From the entries provided below, copy each line that contains the word "Prozess".

* begin Entries shown *

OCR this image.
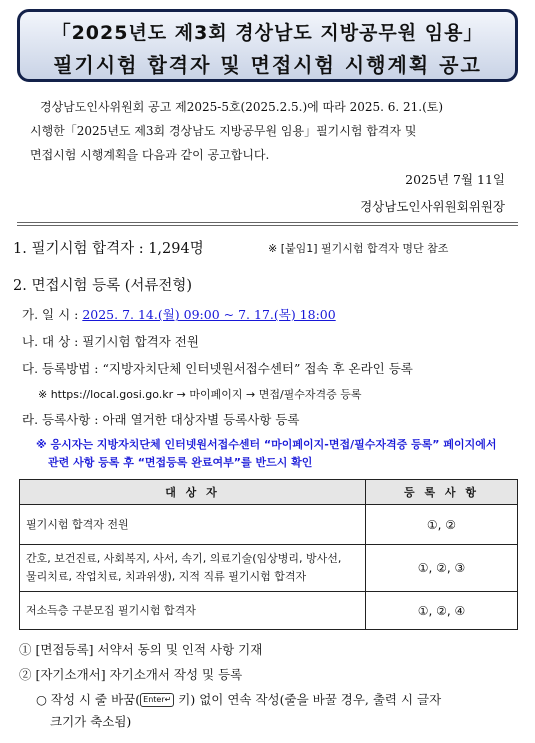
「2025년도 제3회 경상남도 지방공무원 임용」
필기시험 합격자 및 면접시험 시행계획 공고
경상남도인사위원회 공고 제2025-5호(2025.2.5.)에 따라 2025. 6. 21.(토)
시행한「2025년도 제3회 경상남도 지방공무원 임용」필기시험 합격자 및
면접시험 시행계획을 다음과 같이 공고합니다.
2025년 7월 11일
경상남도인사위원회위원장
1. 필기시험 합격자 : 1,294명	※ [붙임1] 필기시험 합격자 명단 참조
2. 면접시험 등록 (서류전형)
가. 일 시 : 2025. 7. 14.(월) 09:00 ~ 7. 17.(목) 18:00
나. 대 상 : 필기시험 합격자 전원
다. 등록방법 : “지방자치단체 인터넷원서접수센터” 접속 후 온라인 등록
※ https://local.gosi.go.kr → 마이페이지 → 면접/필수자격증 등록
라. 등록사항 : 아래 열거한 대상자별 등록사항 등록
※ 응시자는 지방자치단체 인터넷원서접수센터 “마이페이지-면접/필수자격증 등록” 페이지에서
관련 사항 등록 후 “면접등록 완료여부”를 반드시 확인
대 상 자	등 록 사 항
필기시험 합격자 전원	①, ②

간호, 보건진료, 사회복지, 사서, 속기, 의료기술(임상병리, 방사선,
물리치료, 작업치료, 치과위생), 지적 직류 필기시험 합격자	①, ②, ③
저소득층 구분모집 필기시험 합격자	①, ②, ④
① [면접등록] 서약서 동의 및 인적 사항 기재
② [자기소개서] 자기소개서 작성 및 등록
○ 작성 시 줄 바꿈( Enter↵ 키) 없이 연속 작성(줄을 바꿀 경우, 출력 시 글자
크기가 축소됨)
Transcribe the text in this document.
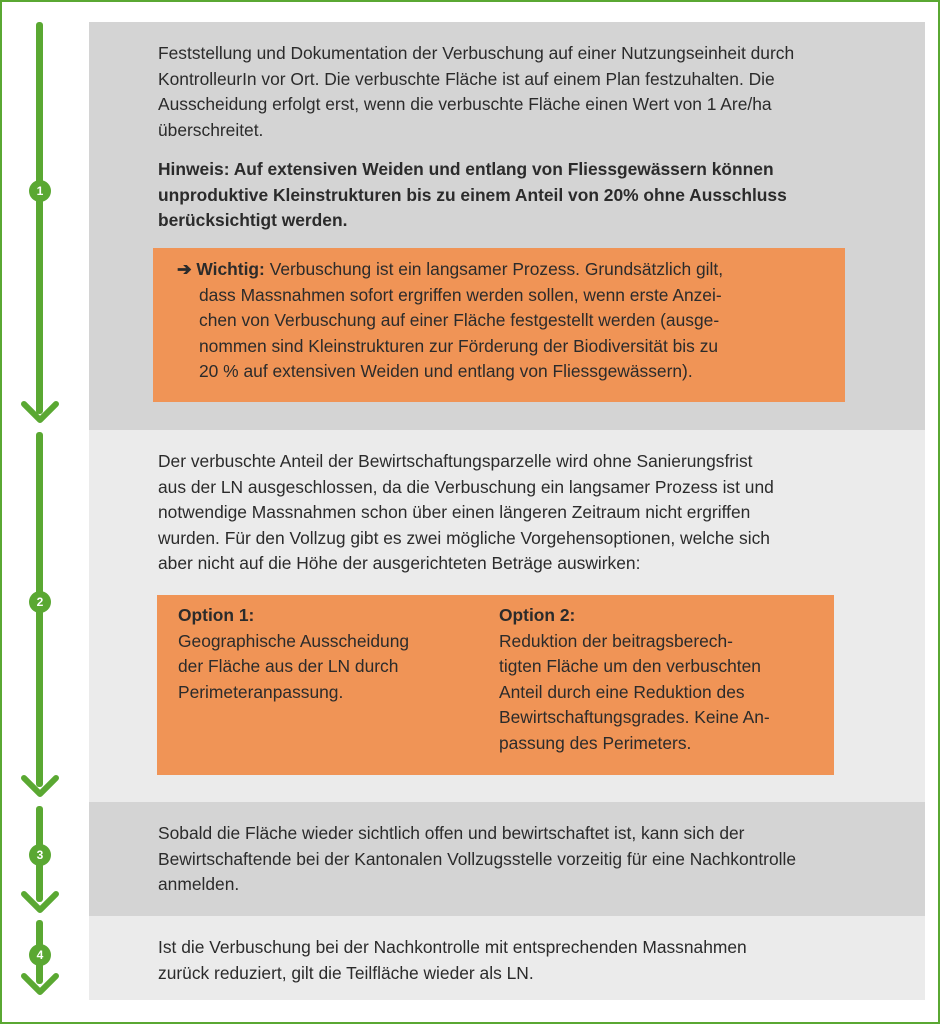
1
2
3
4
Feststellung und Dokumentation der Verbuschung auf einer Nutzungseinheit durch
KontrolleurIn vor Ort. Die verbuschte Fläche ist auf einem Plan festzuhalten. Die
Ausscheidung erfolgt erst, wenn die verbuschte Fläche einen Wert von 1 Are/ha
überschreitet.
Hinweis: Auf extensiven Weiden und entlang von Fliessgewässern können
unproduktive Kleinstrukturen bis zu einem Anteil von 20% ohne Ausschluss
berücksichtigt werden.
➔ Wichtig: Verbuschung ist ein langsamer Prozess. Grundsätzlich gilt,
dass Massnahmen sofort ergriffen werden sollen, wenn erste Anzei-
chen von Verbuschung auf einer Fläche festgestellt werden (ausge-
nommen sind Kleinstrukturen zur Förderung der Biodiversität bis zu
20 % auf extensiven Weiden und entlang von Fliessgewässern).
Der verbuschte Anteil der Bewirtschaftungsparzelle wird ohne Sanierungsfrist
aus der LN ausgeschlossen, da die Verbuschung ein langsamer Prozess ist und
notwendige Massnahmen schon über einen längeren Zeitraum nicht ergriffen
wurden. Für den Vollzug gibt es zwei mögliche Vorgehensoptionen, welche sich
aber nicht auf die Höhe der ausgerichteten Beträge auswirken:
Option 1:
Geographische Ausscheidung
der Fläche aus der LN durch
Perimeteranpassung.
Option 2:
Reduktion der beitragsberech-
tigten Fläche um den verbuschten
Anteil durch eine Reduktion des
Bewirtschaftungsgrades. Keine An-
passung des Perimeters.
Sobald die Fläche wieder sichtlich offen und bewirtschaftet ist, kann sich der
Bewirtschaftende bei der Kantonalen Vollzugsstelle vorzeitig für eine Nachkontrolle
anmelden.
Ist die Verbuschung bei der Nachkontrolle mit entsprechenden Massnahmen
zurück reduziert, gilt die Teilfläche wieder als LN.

* end Entries shown *

Exercise solution –
➔ Wichtig: Verbuschung ist ein langsamer Prozess. Grundsätzlich gilt,
aus der LN ausgeschlossen, da die Verbuschung ein langsamer Prozess ist und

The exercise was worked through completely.